- EXTRACTED ENTRIES -
--------------------------------
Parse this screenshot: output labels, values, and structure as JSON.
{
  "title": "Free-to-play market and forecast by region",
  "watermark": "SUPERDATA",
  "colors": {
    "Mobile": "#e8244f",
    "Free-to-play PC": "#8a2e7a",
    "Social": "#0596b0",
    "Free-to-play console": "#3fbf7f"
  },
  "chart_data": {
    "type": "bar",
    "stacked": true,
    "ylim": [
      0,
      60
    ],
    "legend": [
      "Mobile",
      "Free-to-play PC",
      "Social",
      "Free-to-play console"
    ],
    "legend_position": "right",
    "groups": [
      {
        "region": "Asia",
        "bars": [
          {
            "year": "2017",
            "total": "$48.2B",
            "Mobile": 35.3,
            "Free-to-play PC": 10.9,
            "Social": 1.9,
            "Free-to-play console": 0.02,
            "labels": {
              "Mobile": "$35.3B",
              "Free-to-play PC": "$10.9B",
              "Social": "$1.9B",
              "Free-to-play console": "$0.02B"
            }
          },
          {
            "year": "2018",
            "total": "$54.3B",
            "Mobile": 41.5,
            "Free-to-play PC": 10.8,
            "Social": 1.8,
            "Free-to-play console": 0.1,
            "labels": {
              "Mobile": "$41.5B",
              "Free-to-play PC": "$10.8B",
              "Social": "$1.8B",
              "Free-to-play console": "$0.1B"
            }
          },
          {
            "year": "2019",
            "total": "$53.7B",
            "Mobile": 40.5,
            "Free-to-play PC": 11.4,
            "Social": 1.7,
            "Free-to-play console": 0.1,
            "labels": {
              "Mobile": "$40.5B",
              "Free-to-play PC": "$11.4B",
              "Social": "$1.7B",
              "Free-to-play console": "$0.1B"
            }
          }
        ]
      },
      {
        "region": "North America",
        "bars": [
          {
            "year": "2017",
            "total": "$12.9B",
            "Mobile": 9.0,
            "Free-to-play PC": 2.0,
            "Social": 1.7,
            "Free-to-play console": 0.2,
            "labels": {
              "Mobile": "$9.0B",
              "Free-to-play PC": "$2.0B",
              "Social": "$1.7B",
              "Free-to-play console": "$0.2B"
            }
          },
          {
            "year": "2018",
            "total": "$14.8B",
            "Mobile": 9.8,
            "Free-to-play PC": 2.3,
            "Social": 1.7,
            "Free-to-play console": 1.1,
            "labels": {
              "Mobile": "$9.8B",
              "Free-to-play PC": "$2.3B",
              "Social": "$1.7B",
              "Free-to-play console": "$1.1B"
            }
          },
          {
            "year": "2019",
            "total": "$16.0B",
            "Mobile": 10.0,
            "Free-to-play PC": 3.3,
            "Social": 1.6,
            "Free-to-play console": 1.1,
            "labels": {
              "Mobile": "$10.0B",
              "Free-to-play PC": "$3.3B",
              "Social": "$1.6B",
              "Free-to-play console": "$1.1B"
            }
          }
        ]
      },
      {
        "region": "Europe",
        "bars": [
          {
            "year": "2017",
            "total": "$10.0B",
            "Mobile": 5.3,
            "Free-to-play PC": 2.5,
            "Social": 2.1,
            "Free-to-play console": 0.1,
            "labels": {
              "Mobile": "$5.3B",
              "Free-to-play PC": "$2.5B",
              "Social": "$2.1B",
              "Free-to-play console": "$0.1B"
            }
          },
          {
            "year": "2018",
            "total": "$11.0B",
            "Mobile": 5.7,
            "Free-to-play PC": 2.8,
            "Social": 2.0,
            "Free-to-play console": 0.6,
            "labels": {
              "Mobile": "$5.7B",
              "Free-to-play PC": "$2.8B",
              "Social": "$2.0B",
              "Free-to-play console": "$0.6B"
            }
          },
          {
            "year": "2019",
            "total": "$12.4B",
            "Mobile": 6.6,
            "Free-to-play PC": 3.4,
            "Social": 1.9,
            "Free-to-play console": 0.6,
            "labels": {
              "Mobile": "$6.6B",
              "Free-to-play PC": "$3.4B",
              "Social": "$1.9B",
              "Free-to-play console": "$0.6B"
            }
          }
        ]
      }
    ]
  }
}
--------------------------------
- WHAT IS EXPECTED -
Every entry needs to be retyped exactly.

- RESPONSE TO THIS EXERCISE -
Parse this screenshot: output labels, values, and structure as JSON.
{
  "title": "Free-to-play market and forecast by region",
  "watermark": "SUPERDATA",
  "colors": {
    "Mobile": "#e8244f",
    "Free-to-play PC": "#8a2e7a",
    "Social": "#0596b0",
    "Free-to-play console": "#3fbf7f"
  },
  "chart_data": {
    "type": "bar",
    "stacked": true,
    "ylim": [
      0,
      60
    ],
    "legend": [
      "Mobile",
      "Free-to-play PC",
      "Social",
      "Free-to-play console"
    ],
    "legend_position": "right",
    "groups": [
      {
        "region": "Asia",
        "bars": [
          {
            "year": "2017",
            "total": "$48.2B",
            "Mobile": 35.3,
            "Free-to-play PC": 10.9,
            "Social": 1.9,
            "Free-to-play console": 0.02,
            "labels": {
              "Mobile": "$35.3B",
              "Free-to-play PC": "$10.9B",
              "Social": "$1.9B",
              "Free-to-play console": "$0.02B"
            }
          },
          {
            "year": "2018",
            "total": "$54.3B",
            "Mobile": 41.5,
            "Free-to-play PC": 10.8,
            "Social": 1.8,
            "Free-to-play console": 0.1,
            "labels": {
              "Mobile": "$41.5B",
              "Free-to-play PC": "$10.8B",
              "Social": "$1.8B",
              "Free-to-play console": "$0.1B"
            }
          },
          {
            "year": "2019",
            "total": "$53.7B",
            "Mobile": 40.5,
            "Free-to-play PC": 11.4,
            "Social": 1.7,
            "Free-to-play console": 0.1,
            "labels": {
              "Mobile": "$40.5B",
              "Free-to-play PC": "$11.4B",
              "Social": "$1.7B",
              "Free-to-play console": "$0.1B"
            }
          }
        ]
      },
      {
        "region": "North America",
        "bars": [
          {
            "year": "2017",
            "total": "$12.9B",
            "Mobile": 9.0,
            "Free-to-play PC": 2.0,
            "Social": 1.7,
            "Free-to-play console": 0.2,
            "labels": {
              "Mobile": "$9.0B",
              "Free-to-play PC": "$2.0B",
              "Social": "$1.7B",
              "Free-to-play console": "$0.2B"
            }
          },
          {
            "year": "2018",
            "total": "$14.8B",
            "Mobile": 9.8,
            "Free-to-play PC": 2.3,
            "Social": 1.7,
            "Free-to-play console": 1.1,
            "labels": {
              "Mobile": "$9.8B",
              "Free-to-play PC": "$2.3B",
              "Social": "$1.7B",
              "Free-to-play console": "$1.1B"
            }
          },
          {
            "year": "2019",
            "total": "$16.0B",
            "Mobile": 10.0,
            "Free-to-play PC": 3.3,
            "Social": 1.6,
            "Free-to-play console": 1.1,
            "labels": {
              "Mobile": "$10.0B",
              "Free-to-play PC": "$3.3B",
              "Social": "$1.6B",
              "Free-to-play console": "$1.1B"
            }
          }
        ]
      },
      {
        "region": "Europe",
        "bars": [
          {
            "year": "2017",
            "total": "$10.0B",
            "Mobile": 5.3,
            "Free-to-play PC": 2.5,
            "Social": 2.1,
            "Free-to-play console": 0.1,
            "labels": {
              "Mobile": "$5.3B",
              "Free-to-play PC": "$2.5B",
              "Social": "$2.1B",
              "Free-to-play console": "$0.1B"
            }
          },
          {
            "year": "2018",
            "total": "$11.0B",
            "Mobile": 5.7,
            "Free-to-play PC": 2.8,
            "Social": 2.0,
            "Free-to-play console": 0.6,
            "labels": {
              "Mobile": "$5.7B",
              "Free-to-play PC": "$2.8B",
              "Social": "$2.0B",
              "Free-to-play console": "$0.6B"
            }
          },
          {
            "year": "2019",
            "total": "$12.4B",
            "Mobile": 6.6,
            "Free-to-play PC": 3.4,
            "Social": 1.9,
            "Free-to-play console": 0.6,
            "labels": {
              "Mobile": "$6.6B",
              "Free-to-play PC": "$3.4B",
              "Social": "$1.9B",
              "Free-to-play console": "$0.6B"
            }
          }
        ]
      }
    ]
  }
}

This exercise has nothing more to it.